— start SUPPLIED RECORDS —

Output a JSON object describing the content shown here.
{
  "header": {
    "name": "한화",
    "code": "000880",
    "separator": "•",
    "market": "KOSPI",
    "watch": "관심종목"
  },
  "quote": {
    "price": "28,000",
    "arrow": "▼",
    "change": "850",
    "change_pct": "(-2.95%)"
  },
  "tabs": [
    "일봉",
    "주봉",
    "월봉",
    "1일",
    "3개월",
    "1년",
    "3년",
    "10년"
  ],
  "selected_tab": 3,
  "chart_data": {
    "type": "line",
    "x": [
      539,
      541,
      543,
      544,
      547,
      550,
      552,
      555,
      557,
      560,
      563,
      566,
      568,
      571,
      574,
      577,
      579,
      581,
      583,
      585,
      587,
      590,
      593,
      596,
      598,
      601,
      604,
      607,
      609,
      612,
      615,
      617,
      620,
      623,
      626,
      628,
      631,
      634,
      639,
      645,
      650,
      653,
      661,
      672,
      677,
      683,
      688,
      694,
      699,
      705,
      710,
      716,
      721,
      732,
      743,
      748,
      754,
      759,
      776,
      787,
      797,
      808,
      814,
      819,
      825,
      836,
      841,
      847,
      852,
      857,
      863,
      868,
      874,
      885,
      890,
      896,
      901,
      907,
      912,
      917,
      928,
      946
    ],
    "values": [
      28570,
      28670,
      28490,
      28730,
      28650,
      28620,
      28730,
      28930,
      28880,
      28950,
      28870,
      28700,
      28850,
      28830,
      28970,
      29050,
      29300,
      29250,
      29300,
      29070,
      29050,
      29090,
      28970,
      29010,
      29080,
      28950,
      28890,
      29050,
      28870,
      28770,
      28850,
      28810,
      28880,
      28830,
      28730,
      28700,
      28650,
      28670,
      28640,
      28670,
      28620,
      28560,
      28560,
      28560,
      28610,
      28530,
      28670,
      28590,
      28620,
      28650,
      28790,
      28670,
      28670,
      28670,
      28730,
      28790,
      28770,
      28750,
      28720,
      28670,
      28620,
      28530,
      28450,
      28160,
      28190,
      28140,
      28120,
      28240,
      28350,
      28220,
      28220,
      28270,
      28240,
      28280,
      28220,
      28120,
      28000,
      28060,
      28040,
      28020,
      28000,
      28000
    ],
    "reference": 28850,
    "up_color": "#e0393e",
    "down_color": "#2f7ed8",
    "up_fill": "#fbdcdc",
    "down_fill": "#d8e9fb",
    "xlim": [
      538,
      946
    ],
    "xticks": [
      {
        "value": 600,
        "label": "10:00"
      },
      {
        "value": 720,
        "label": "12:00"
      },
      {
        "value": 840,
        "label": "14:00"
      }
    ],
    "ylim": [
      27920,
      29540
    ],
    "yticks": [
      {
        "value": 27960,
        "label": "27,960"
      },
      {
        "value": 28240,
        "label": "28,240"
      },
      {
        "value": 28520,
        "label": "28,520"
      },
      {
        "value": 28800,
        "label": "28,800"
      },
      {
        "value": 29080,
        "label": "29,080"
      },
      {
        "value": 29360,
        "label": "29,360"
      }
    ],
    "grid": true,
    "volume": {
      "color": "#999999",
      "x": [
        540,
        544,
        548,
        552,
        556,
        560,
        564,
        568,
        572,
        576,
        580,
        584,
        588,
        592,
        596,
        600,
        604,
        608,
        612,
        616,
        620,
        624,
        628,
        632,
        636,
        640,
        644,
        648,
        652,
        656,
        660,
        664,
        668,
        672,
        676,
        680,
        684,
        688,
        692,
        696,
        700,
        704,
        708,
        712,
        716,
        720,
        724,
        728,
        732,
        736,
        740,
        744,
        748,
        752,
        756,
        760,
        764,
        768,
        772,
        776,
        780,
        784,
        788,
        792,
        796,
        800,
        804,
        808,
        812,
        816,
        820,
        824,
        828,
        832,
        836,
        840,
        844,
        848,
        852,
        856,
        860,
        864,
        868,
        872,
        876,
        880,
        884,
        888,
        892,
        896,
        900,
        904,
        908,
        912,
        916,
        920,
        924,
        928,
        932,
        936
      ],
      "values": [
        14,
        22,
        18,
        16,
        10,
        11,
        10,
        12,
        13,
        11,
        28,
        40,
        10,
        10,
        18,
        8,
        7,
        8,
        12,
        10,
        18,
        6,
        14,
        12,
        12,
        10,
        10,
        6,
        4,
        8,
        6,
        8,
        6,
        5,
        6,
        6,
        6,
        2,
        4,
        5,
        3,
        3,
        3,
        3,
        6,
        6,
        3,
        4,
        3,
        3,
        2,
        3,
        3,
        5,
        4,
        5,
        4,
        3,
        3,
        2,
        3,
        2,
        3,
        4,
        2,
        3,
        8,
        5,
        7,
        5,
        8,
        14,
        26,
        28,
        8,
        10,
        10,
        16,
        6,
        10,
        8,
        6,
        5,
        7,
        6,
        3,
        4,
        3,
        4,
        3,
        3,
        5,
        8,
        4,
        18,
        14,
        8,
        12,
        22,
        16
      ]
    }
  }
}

— end SUPPLIED RECORDS —

### WHAT IS REQUIRED
The records above must be output exactly, in full.

### SOLUTION TO THIS PROBLEM
Output a JSON object describing the content shown here.
{
  "header": {
    "name": "한화",
    "code": "000880",
    "separator": "•",
    "market": "KOSPI",
    "watch": "관심종목"
  },
  "quote": {
    "price": "28,000",
    "arrow": "▼",
    "change": "850",
    "change_pct": "(-2.95%)"
  },
  "tabs": [
    "일봉",
    "주봉",
    "월봉",
    "1일",
    "3개월",
    "1년",
    "3년",
    "10년"
  ],
  "selected_tab": 3,
  "chart_data": {
    "type": "line",
    "x": [
      539,
      541,
      543,
      544,
      547,
      550,
      552,
      555,
      557,
      560,
      563,
      566,
      568,
      571,
      574,
      577,
      579,
      581,
      583,
      585,
      587,
      590,
      593,
      596,
      598,
      601,
      604,
      607,
      609,
      612,
      615,
      617,
      620,
      623,
      626,
      628,
      631,
      634,
      639,
      645,
      650,
      653,
      661,
      672,
      677,
      683,
      688,
      694,
      699,
      705,
      710,
      716,
      721,
      732,
      743,
      748,
      754,
      759,
      776,
      787,
      797,
      808,
      814,
      819,
      825,
      836,
      841,
      847,
      852,
      857,
      863,
      868,
      874,
      885,
      890,
      896,
      901,
      907,
      912,
      917,
      928,
      946
    ],
    "values": [
      28570,
      28670,
      28490,
      28730,
      28650,
      28620,
      28730,
      28930,
      28880,
      28950,
      28870,
      28700,
      28850,
      28830,
      28970,
      29050,
      29300,
      29250,
      29300,
      29070,
      29050,
      29090,
      28970,
      29010,
      29080,
      28950,
      28890,
      29050,
      28870,
      28770,
      28850,
      28810,
      28880,
      28830,
      28730,
      28700,
      28650,
      28670,
      28640,
      28670,
      28620,
      28560,
      28560,
      28560,
      28610,
      28530,
      28670,
      28590,
      28620,
      28650,
      28790,
      28670,
      28670,
      28670,
      28730,
      28790,
      28770,
      28750,
      28720,
      28670,
      28620,
      28530,
      28450,
      28160,
      28190,
      28140,
      28120,
      28240,
      28350,
      28220,
      28220,
      28270,
      28240,
      28280,
      28220,
      28120,
      28000,
      28060,
      28040,
      28020,
      28000,
      28000
    ],
    "reference": 28850,
    "up_color": "#e0393e",
    "down_color": "#2f7ed8",
    "up_fill": "#fbdcdc",
    "down_fill": "#d8e9fb",
    "xlim": [
      538,
      946
    ],
    "xticks": [
      {
        "value": 600,
        "label": "10:00"
      },
      {
        "value": 720,
        "label": "12:00"
      },
      {
        "value": 840,
        "label": "14:00"
      }
    ],
    "ylim": [
      27920,
      29540
    ],
    "yticks": [
      {
        "value": 27960,
        "label": "27,960"
      },
      {
        "value": 28240,
        "label": "28,240"
      },
      {
        "value": 28520,
        "label": "28,520"
      },
      {
        "value": 28800,
        "label": "28,800"
      },
      {
        "value": 29080,
        "label": "29,080"
      },
      {
        "value": 29360,
        "label": "29,360"
      }
    ],
    "grid": true,
    "volume": {
      "color": "#999999",
      "x": [
        540,
        544,
        548,
        552,
        556,
        560,
        564,
        568,
        572,
        576,
        580,
        584,
        588,
        592,
        596,
        600,
        604,
        608,
        612,
        616,
        620,
        624,
        628,
        632,
        636,
        640,
        644,
        648,
        652,
        656,
        660,
        664,
        668,
        672,
        676,
        680,
        684,
        688,
        692,
        696,
        700,
        704,
        708,
        712,
        716,
        720,
        724,
        728,
        732,
        736,
        740,
        744,
        748,
        752,
        756,
        760,
        764,
        768,
        772,
        776,
        780,
        784,
        788,
        792,
        796,
        800,
        804,
        808,
        812,
        816,
        820,
        824,
        828,
        832,
        836,
        840,
        844,
        848,
        852,
        856,
        860,
        864,
        868,
        872,
        876,
        880,
        884,
        888,
        892,
        896,
        900,
        904,
        908,
        912,
        916,
        920,
        924,
        928,
        932,
        936
      ],
      "values": [
        14,
        22,
        18,
        16,
        10,
        11,
        10,
        12,
        13,
        11,
        28,
        40,
        10,
        10,
        18,
        8,
        7,
        8,
        12,
        10,
        18,
        6,
        14,
        12,
        12,
        10,
        10,
        6,
        4,
        8,
        6,
        8,
        6,
        5,
        6,
        6,
        6,
        2,
        4,
        5,
        3,
        3,
        3,
        3,
        6,
        6,
        3,
        4,
        3,
        3,
        2,
        3,
        3,
        5,
        4,
        5,
        4,
        3,
        3,
        2,
        3,
        2,
        3,
        4,
        2,
        3,
        8,
        5,
        7,
        5,
        8,
        14,
        26,
        28,
        8,
        10,
        10,
        16,
        6,
        10,
        8,
        6,
        5,
        7,
        6,
        3,
        4,
        3,
        4,
        3,
        3,
        5,
        8,
        4,
        18,
        14,
        8,
        12,
        22,
        16
      ]
    }
  }
}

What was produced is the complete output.